# TASK PROMPT
Transcribe the records below in full; pictures stay out of the copy.

start MATERIAL SHOWN

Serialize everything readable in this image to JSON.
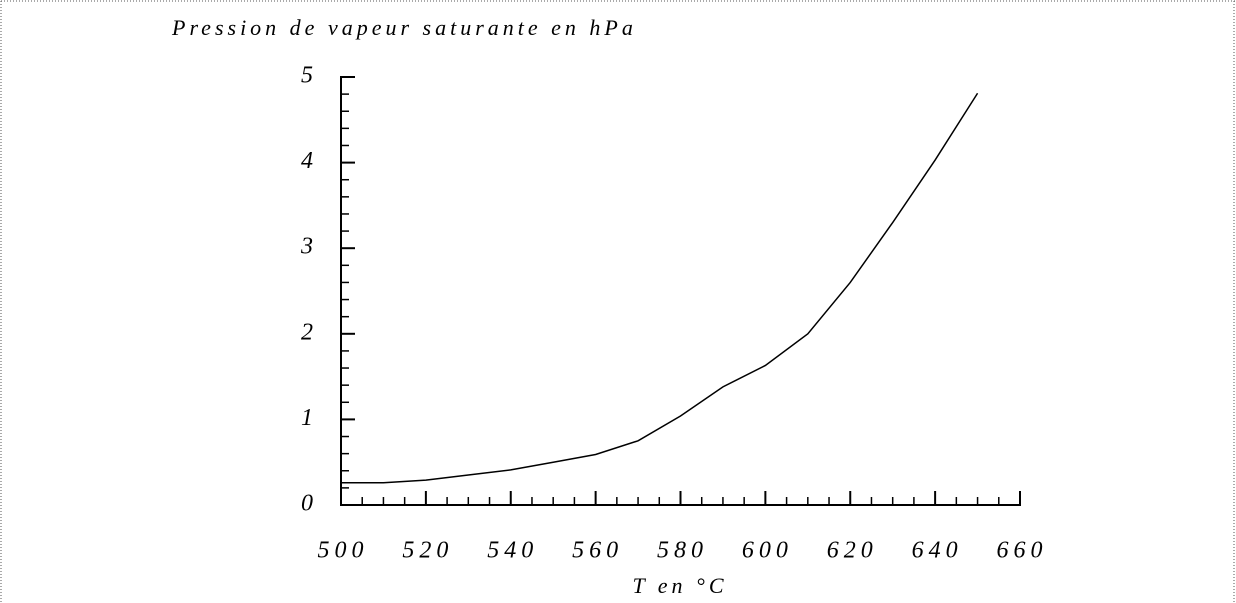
{
  "chart_data": {
    "type": "line",
    "title": "Pression de vapeur saturante en hPa",
    "x_label": "T en °C",
    "x": [
      500,
      510,
      520,
      530,
      540,
      550,
      560,
      570,
      580,
      590,
      600,
      610,
      620,
      630,
      640,
      650
    ],
    "series": [
      {
        "name": null,
        "color": "#000000",
        "values": [
          0.26,
          0.26,
          0.29,
          0.35,
          0.41,
          0.5,
          0.59,
          0.75,
          1.04,
          1.38,
          1.63,
          2.0,
          2.6,
          3.3,
          4.03,
          4.81
        ]
      }
    ],
    "xlim": [
      500,
      660
    ],
    "xticks": [
      500,
      520,
      540,
      560,
      580,
      600,
      620,
      640,
      660
    ],
    "xminorticks": [
      505,
      510,
      515,
      525,
      530,
      535,
      545,
      550,
      555,
      565,
      570,
      575,
      585,
      590,
      595,
      605,
      610,
      615,
      625,
      630,
      635,
      645,
      650,
      655
    ],
    "ylim": [
      0,
      5
    ],
    "yticks": [
      0,
      1,
      2,
      3,
      4,
      5
    ],
    "yminorticks": [
      0.2,
      0.4,
      0.6,
      0.8,
      1.2,
      1.4,
      1.6,
      1.8,
      2.2,
      2.4,
      2.6,
      2.8,
      3.2,
      3.4,
      3.6,
      3.8,
      4.2,
      4.4,
      4.6,
      4.8
    ],
    "grid": false
  }
}
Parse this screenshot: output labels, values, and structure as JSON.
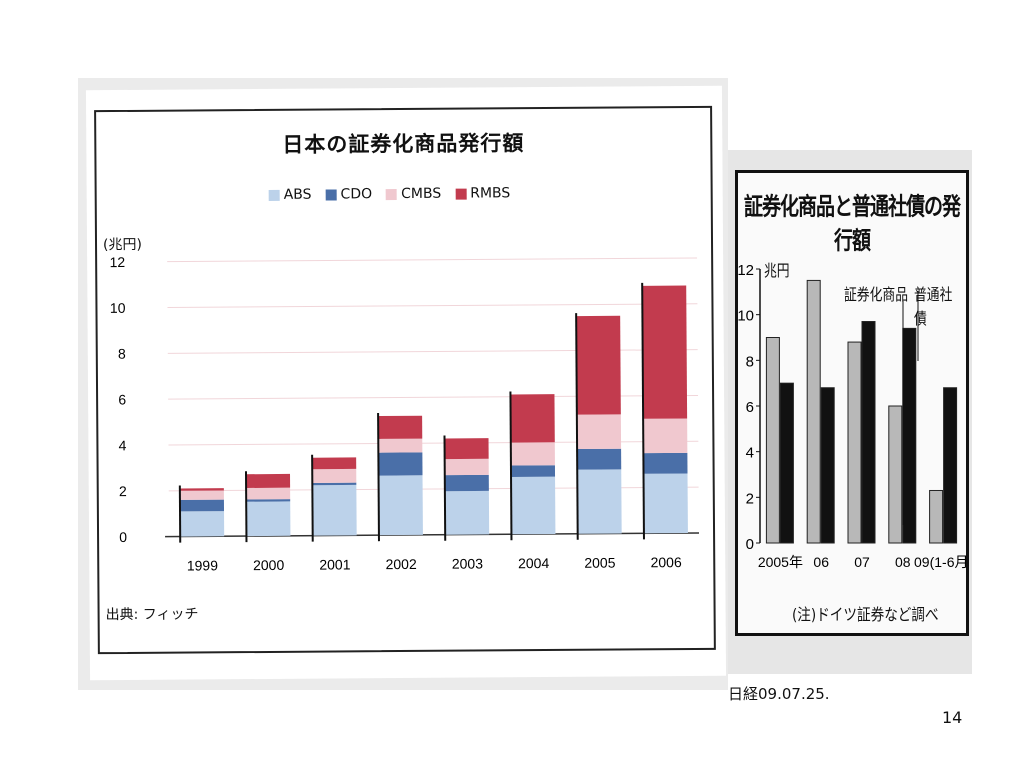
{
  "left_chart": {
    "title": "日本の証券化商品発行額",
    "unit": "(兆円)",
    "source": "出典: フィッチ",
    "colors": {
      "ABS": "#bcd2ea",
      "CDO": "#4a6fa8",
      "CMBS": "#f0c8cf",
      "RMBS": "#c23b4e"
    }
  },
  "right_chart": {
    "title": "証券化商品と普通社債の発行額",
    "unit": "兆円",
    "legend_sec": "証券化商品",
    "legend_bond": "普通社債",
    "note": "(注)ドイツ証券など調べ",
    "colors": {
      "securitized": "#b8b8b8",
      "bonds": "#111111"
    }
  },
  "caption": "日経09.07.25.",
  "page_number": "14",
  "chart_data": [
    {
      "type": "bar",
      "stacked": true,
      "title": "日本の証券化商品発行額",
      "xlabel": "",
      "ylabel": "(兆円)",
      "categories": [
        "1999",
        "2000",
        "2001",
        "2002",
        "2003",
        "2004",
        "2005",
        "2006"
      ],
      "series": [
        {
          "name": "ABS",
          "values": [
            1.1,
            1.5,
            2.2,
            2.6,
            1.9,
            2.5,
            2.8,
            2.6
          ]
        },
        {
          "name": "CDO",
          "values": [
            0.5,
            0.1,
            0.1,
            1.0,
            0.7,
            0.5,
            0.9,
            0.9
          ]
        },
        {
          "name": "CMBS",
          "values": [
            0.4,
            0.5,
            0.6,
            0.6,
            0.7,
            1.0,
            1.5,
            1.5
          ]
        },
        {
          "name": "RMBS",
          "values": [
            0.1,
            0.6,
            0.5,
            1.0,
            0.9,
            2.1,
            4.3,
            5.8
          ]
        }
      ],
      "ylim": [
        0,
        12
      ],
      "yticks": [
        0,
        2,
        4,
        6,
        8,
        10,
        12
      ],
      "grid": true,
      "legend": "top"
    },
    {
      "type": "bar",
      "title": "証券化商品と普通社債の発行額",
      "xlabel": "",
      "ylabel": "兆円",
      "categories": [
        "2005年",
        "06",
        "07",
        "08",
        "09(1-6月)"
      ],
      "series": [
        {
          "name": "証券化商品",
          "values": [
            9.0,
            11.5,
            8.8,
            6.0,
            2.3
          ]
        },
        {
          "name": "普通社債",
          "values": [
            7.0,
            6.8,
            9.7,
            9.4,
            6.8
          ]
        }
      ],
      "ylim": [
        0,
        12
      ],
      "yticks": [
        0,
        2,
        4,
        6,
        8,
        10,
        12
      ],
      "grid": false,
      "legend": "top-right"
    }
  ]
}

end MATERIAL SHOWN

# REPLY
Serialize everything readable in this image to JSON.
{
  "chart_data": {
    "type": "line",
    "title": "Pression de vapeur saturante en hPa",
    "x_label": "T en °C",
    "x": [
      500,
      510,
      520,
      530,
      540,
      550,
      560,
      570,
      580,
      590,
      600,
      610,
      620,
      630,
      640,
      650
    ],
    "series": [
      {
        "name": null,
        "color": "#000000",
        "values": [
          0.26,
          0.26,
          0.29,
          0.35,
          0.41,
          0.5,
          0.59,
          0.75,
          1.04,
          1.38,
          1.63,
          2.0,
          2.6,
          3.3,
          4.03,
          4.81
        ]
      }
    ],
    "xlim": [
      500,
      660
    ],
    "xticks": [
      500,
      520,
      540,
      560,
      580,
      600,
      620,
      640,
      660
    ],
    "xminorticks": [
      505,
      510,
      515,
      525,
      530,
      535,
      545,
      550,
      555,
      565,
      570,
      575,
      585,
      590,
      595,
      605,
      610,
      615,
      625,
      630,
      635,
      645,
      650,
      655
    ],
    "ylim": [
      0,
      5
    ],
    "yticks": [
      0,
      1,
      2,
      3,
      4,
      5
    ],
    "yminorticks": [
      0.2,
      0.4,
      0.6,
      0.8,
      1.2,
      1.4,
      1.6,
      1.8,
      2.2,
      2.4,
      2.6,
      2.8,
      3.2,
      3.4,
      3.6,
      3.8,
      4.2,
      4.4,
      4.6,
      4.8
    ],
    "grid": false
  }
}
Parse this screenshot: output labels, values, and structure as JSON.
{
  "left_chart": {
    "title": "日本の証券化商品発行額",
    "unit": "(兆円)",
    "source": "出典: フィッチ",
    "colors": {
      "ABS": "#bcd2ea",
      "CDO": "#4a6fa8",
      "CMBS": "#f0c8cf",
      "RMBS": "#c23b4e"
    }
  },
  "right_chart": {
    "title": "証券化商品と普通社債の発行額",
    "unit": "兆円",
    "legend_sec": "証券化商品",
    "legend_bond": "普通社債",
    "note": "(注)ドイツ証券など調べ",
    "colors": {
      "securitized": "#b8b8b8",
      "bonds": "#111111"
    }
  },
  "caption": "日経09.07.25.",
  "page_number": "14",
  "chart_data": [
    {
      "type": "bar",
      "stacked": true,
      "title": "日本の証券化商品発行額",
      "xlabel": "",
      "ylabel": "(兆円)",
      "categories": [
        "1999",
        "2000",
        "2001",
        "2002",
        "2003",
        "2004",
        "2005",
        "2006"
      ],
      "series": [
        {
          "name": "ABS",
          "values": [
            1.1,
            1.5,
            2.2,
            2.6,
            1.9,
            2.5,
            2.8,
            2.6
          ]
        },
        {
          "name": "CDO",
          "values": [
            0.5,
            0.1,
            0.1,
            1.0,
            0.7,
            0.5,
            0.9,
            0.9
          ]
        },
        {
          "name": "CMBS",
          "values": [
            0.4,
            0.5,
            0.6,
            0.6,
            0.7,
            1.0,
            1.5,
            1.5
          ]
        },
        {
          "name": "RMBS",
          "values": [
            0.1,
            0.6,
            0.5,
            1.0,
            0.9,
            2.1,
            4.3,
            5.8
          ]
        }
      ],
      "ylim": [
        0,
        12
      ],
      "yticks": [
        0,
        2,
        4,
        6,
        8,
        10,
        12
      ],
      "grid": true,
      "legend": "top"
    },
    {
      "type": "bar",
      "title": "証券化商品と普通社債の発行額",
      "xlabel": "",
      "ylabel": "兆円",
      "categories": [
        "2005年",
        "06",
        "07",
        "08",
        "09(1-6月)"
      ],
      "series": [
        {
          "name": "証券化商品",
          "values": [
            9.0,
            11.5,
            8.8,
            6.0,
            2.3
          ]
        },
        {
          "name": "普通社債",
          "values": [
            7.0,
            6.8,
            9.7,
            9.4,
            6.8
          ]
        }
      ],
      "ylim": [
        0,
        12
      ],
      "yticks": [
        0,
        2,
        4,
        6,
        8,
        10,
        12
      ],
      "grid": false,
      "legend": "top-right"
    }
  ]
}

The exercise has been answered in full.